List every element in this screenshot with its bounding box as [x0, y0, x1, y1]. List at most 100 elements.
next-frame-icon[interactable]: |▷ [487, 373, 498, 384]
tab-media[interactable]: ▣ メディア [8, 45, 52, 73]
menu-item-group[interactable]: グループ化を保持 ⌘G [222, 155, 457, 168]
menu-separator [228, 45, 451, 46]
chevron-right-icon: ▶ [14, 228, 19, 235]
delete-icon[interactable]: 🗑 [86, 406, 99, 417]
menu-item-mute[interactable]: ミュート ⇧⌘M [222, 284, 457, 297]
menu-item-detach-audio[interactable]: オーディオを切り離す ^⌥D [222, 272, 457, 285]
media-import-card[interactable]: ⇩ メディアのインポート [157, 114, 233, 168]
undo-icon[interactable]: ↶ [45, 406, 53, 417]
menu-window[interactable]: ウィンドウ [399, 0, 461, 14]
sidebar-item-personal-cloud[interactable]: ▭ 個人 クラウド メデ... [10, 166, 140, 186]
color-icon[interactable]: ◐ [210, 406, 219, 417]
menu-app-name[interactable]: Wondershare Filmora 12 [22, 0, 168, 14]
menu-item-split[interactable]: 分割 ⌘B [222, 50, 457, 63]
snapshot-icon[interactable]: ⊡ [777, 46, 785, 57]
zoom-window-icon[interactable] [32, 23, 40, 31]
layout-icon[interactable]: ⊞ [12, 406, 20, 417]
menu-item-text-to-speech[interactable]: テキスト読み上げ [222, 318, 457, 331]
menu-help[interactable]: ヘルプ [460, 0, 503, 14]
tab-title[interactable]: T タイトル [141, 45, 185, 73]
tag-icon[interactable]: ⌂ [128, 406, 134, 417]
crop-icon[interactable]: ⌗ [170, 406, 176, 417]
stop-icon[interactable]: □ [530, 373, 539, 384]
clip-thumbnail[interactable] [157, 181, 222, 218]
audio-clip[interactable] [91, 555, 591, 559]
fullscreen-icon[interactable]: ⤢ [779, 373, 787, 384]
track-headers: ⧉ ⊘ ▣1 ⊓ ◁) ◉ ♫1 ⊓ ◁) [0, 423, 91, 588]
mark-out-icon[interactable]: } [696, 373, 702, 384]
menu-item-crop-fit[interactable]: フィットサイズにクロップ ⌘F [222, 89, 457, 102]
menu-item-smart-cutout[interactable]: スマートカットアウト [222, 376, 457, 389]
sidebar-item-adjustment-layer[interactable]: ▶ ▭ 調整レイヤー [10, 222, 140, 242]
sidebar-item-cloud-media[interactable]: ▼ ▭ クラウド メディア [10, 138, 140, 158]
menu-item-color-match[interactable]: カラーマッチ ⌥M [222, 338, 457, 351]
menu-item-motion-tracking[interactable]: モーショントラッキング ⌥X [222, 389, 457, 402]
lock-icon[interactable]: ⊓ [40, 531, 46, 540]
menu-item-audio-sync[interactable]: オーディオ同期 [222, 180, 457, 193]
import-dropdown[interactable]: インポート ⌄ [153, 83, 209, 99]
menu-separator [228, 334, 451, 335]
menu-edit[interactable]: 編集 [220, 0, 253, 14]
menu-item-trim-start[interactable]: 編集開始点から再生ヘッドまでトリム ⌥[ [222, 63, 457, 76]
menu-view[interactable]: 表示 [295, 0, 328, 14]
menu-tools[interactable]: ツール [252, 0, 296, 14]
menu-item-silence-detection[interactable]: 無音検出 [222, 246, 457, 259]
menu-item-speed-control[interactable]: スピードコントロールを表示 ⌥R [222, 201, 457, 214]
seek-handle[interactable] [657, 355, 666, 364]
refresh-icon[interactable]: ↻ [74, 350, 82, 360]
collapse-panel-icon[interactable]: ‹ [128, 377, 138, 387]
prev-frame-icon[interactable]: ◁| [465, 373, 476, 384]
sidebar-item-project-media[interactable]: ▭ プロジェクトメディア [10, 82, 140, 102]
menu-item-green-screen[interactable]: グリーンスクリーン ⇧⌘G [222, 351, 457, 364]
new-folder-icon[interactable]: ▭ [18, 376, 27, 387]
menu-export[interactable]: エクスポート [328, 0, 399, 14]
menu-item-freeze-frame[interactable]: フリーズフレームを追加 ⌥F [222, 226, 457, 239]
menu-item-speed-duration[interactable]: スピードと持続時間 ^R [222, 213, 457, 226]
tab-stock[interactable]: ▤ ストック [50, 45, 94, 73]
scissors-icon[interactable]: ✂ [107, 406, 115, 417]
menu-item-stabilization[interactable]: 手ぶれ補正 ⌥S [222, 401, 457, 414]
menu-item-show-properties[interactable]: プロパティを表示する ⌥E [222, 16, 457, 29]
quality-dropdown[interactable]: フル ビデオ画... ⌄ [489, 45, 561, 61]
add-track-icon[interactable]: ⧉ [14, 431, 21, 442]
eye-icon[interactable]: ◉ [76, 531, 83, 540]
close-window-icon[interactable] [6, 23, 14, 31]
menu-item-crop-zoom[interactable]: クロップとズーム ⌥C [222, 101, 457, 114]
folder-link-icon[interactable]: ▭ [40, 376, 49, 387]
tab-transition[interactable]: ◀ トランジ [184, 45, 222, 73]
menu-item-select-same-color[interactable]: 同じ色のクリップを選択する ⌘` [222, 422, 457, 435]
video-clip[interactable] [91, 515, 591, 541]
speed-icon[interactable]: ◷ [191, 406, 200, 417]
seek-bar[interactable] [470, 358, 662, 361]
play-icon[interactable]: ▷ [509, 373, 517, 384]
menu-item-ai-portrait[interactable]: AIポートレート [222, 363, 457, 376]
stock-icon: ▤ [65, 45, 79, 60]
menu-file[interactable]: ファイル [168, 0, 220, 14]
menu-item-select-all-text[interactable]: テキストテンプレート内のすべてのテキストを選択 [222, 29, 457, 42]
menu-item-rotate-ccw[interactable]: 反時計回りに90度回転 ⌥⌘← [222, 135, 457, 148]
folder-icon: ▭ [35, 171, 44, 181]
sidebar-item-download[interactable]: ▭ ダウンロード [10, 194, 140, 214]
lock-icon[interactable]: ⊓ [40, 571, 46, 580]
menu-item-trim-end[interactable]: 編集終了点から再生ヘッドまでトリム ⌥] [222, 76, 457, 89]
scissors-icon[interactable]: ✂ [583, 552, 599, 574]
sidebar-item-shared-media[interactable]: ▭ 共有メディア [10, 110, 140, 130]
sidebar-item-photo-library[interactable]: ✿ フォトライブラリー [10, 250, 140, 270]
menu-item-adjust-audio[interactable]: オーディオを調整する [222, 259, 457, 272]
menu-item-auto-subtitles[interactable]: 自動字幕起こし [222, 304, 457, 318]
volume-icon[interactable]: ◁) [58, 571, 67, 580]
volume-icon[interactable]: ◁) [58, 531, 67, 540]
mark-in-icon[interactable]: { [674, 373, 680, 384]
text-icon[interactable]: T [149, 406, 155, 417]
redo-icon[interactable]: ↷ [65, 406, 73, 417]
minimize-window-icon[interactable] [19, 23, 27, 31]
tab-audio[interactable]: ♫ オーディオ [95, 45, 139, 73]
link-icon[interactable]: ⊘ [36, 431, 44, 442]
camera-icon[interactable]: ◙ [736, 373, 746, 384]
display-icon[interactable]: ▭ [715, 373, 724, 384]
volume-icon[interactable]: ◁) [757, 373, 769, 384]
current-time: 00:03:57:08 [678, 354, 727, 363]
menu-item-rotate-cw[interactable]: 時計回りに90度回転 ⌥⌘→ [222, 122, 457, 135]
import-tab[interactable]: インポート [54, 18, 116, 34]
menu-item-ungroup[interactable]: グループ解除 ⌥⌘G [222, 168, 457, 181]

◆ **What to do**
Render every line of the records above as a numbered list, skipping any blank lines.

◆ **Result for this exercise**
1. List every element in this screenshot with its bounding box as [x0, y0, x1, y1]. List at most 100 elements.
2. next-frame-icon[interactable]: |▷ [487, 373, 498, 384]
3. tab-media[interactable]: ▣ メディア [8, 45, 52, 73]
4. menu-item-group[interactable]: グループ化を保持 ⌘G [222, 155, 457, 168]
5. menu-separator [228, 45, 451, 46]
6. chevron-right-icon: ▶ [14, 228, 19, 235]
7. delete-icon[interactable]: 🗑 [86, 406, 99, 417]
8. menu-item-mute[interactable]: ミュート ⇧⌘M [222, 284, 457, 297]
9. menu-item-detach-audio[interactable]: オーディオを切り離す ^⌥D [222, 272, 457, 285]
10. media-import-card[interactable]: ⇩ メディアのインポート [157, 114, 233, 168]
11. undo-icon[interactable]: ↶ [45, 406, 53, 417]
12. menu-window[interactable]: ウィンドウ [399, 0, 461, 14]
13. sidebar-item-personal-cloud[interactable]: ▭ 個人 クラウド メデ... [10, 166, 140, 186]
14. color-icon[interactable]: ◐ [210, 406, 219, 417]
15. menu-app-name[interactable]: Wondershare Filmora 12 [22, 0, 168, 14]
16. menu-item-split[interactable]: 分割 ⌘B [222, 50, 457, 63]
17. snapshot-icon[interactable]: ⊡ [777, 46, 785, 57]
18. zoom-window-icon[interactable] [32, 23, 40, 31]
19. layout-icon[interactable]: ⊞ [12, 406, 20, 417]
20. menu-item-text-to-speech[interactable]: テキスト読み上げ [222, 318, 457, 331]
21. menu-help[interactable]: ヘルプ [460, 0, 503, 14]
22. tab-title[interactable]: T タイトル [141, 45, 185, 73]
23. tag-icon[interactable]: ⌂ [128, 406, 134, 417]
24. crop-icon[interactable]: ⌗ [170, 406, 176, 417]
25. stop-icon[interactable]: □ [530, 373, 539, 384]
26. clip-thumbnail[interactable] [157, 181, 222, 218]
27. audio-clip[interactable] [91, 555, 591, 559]
28. fullscreen-icon[interactable]: ⤢ [779, 373, 787, 384]
29. track-headers: ⧉ ⊘ ▣1 ⊓ ◁) ◉ ♫1 ⊓ ◁) [0, 423, 91, 588]
30. mark-out-icon[interactable]: } [696, 373, 702, 384]
31. menu-item-crop-fit[interactable]: フィットサイズにクロップ ⌘F [222, 89, 457, 102]
32. menu-item-smart-cutout[interactable]: スマートカットアウト [222, 376, 457, 389]
33. sidebar-item-adjustment-layer[interactable]: ▶ ▭ 調整レイヤー [10, 222, 140, 242]
34. sidebar-item-cloud-media[interactable]: ▼ ▭ クラウド メディア [10, 138, 140, 158]
35. menu-item-color-match[interactable]: カラーマッチ ⌥M [222, 338, 457, 351]
36. menu-item-motion-tracking[interactable]: モーショントラッキング ⌥X [222, 389, 457, 402]
37. lock-icon[interactable]: ⊓ [40, 531, 46, 540]
38. menu-item-audio-sync[interactable]: オーディオ同期 [222, 180, 457, 193]
39. import-dropdown[interactable]: インポート ⌄ [153, 83, 209, 99]
40. menu-separator [228, 334, 451, 335]
41. menu-edit[interactable]: 編集 [220, 0, 253, 14]
42. menu-item-trim-start[interactable]: 編集開始点から再生ヘッドまでトリム ⌥[ [222, 63, 457, 76]
43. menu-view[interactable]: 表示 [295, 0, 328, 14]
44. menu-tools[interactable]: ツール [252, 0, 296, 14]
45. menu-item-silence-detection[interactable]: 無音検出 [222, 246, 457, 259]
46. menu-item-speed-control[interactable]: スピードコントロールを表示 ⌥R [222, 201, 457, 214]
47. seek-handle[interactable] [657, 355, 666, 364]
48. refresh-icon[interactable]: ↻ [74, 350, 82, 360]
49. collapse-panel-icon[interactable]: ‹ [128, 377, 138, 387]
50. prev-frame-icon[interactable]: ◁| [465, 373, 476, 384]
51. sidebar-item-project-media[interactable]: ▭ プロジェクトメディア [10, 82, 140, 102]
52. menu-item-green-screen[interactable]: グリーンスクリーン ⇧⌘G [222, 351, 457, 364]
53. new-folder-icon[interactable]: ▭ [18, 376, 27, 387]
54. menu-export[interactable]: エクスポート [328, 0, 399, 14]
55. menu-item-freeze-frame[interactable]: フリーズフレームを追加 ⌥F [222, 226, 457, 239]
56. menu-item-speed-duration[interactable]: スピードと持続時間 ^R [222, 213, 457, 226]
57. tab-stock[interactable]: ▤ ストック [50, 45, 94, 73]
58. scissors-icon[interactable]: ✂ [107, 406, 115, 417]
59. menu-item-stabilization[interactable]: 手ぶれ補正 ⌥S [222, 401, 457, 414]
60. menu-item-show-properties[interactable]: プロパティを表示する ⌥E [222, 16, 457, 29]
61. quality-dropdown[interactable]: フル ビデオ画... ⌄ [489, 45, 561, 61]
62. add-track-icon[interactable]: ⧉ [14, 431, 21, 442]
63. eye-icon[interactable]: ◉ [76, 531, 83, 540]
64. close-window-icon[interactable] [6, 23, 14, 31]
65. menu-item-crop-zoom[interactable]: クロップとズーム ⌥C [222, 101, 457, 114]
66. folder-link-icon[interactable]: ▭ [40, 376, 49, 387]
67. tab-transition[interactable]: ◀ トランジ [184, 45, 222, 73]
68. menu-item-select-same-color[interactable]: 同じ色のクリップを選択する ⌘` [222, 422, 457, 435]
69. video-clip[interactable] [91, 515, 591, 541]
70. speed-icon[interactable]: ◷ [191, 406, 200, 417]
71. seek-bar[interactable] [470, 358, 662, 361]
72. play-icon[interactable]: ▷ [509, 373, 517, 384]
73. menu-item-ai-portrait[interactable]: AIポートレート [222, 363, 457, 376]
74. stock-icon: ▤ [65, 45, 79, 60]
75. menu-file[interactable]: ファイル [168, 0, 220, 14]
76. menu-item-select-all-text[interactable]: テキストテンプレート内のすべてのテキストを選択 [222, 29, 457, 42]
77. menu-item-rotate-ccw[interactable]: 反時計回りに90度回転 ⌥⌘← [222, 135, 457, 148]
78. folder-icon: ▭ [35, 171, 44, 181]
79. sidebar-item-download[interactable]: ▭ ダウンロード [10, 194, 140, 214]
80. lock-icon[interactable]: ⊓ [40, 571, 46, 580]
81. menu-item-trim-end[interactable]: 編集終了点から再生ヘッドまでトリム ⌥] [222, 76, 457, 89]
82. scissors-icon[interactable]: ✂ [583, 552, 599, 574]
83. sidebar-item-shared-media[interactable]: ▭ 共有メディア [10, 110, 140, 130]
84. sidebar-item-photo-library[interactable]: ✿ フォトライブラリー [10, 250, 140, 270]
85. menu-item-adjust-audio[interactable]: オーディオを調整する [222, 259, 457, 272]
86. menu-item-auto-subtitles[interactable]: 自動字幕起こし [222, 304, 457, 318]
87. volume-icon[interactable]: ◁) [58, 571, 67, 580]
88. volume-icon[interactable]: ◁) [58, 531, 67, 540]
89. mark-in-icon[interactable]: { [674, 373, 680, 384]
90. text-icon[interactable]: T [149, 406, 155, 417]
91. redo-icon[interactable]: ↷ [65, 406, 73, 417]
92. minimize-window-icon[interactable] [19, 23, 27, 31]
93. tab-audio[interactable]: ♫ オーディオ [95, 45, 139, 73]
94. link-icon[interactable]: ⊘ [36, 431, 44, 442]
95. camera-icon[interactable]: ◙ [736, 373, 746, 384]
96. display-icon[interactable]: ▭ [715, 373, 724, 384]
97. volume-icon[interactable]: ◁) [757, 373, 769, 384]
98. current-time: 00:03:57:08 [678, 354, 727, 363]
99. menu-item-rotate-cw[interactable]: 時計回りに90度回転 ⌥⌘→ [222, 122, 457, 135]
100. import-tab[interactable]: インポート [54, 18, 116, 34]
101. menu-item-ungroup[interactable]: グループ解除 ⌥⌘G [222, 168, 457, 181]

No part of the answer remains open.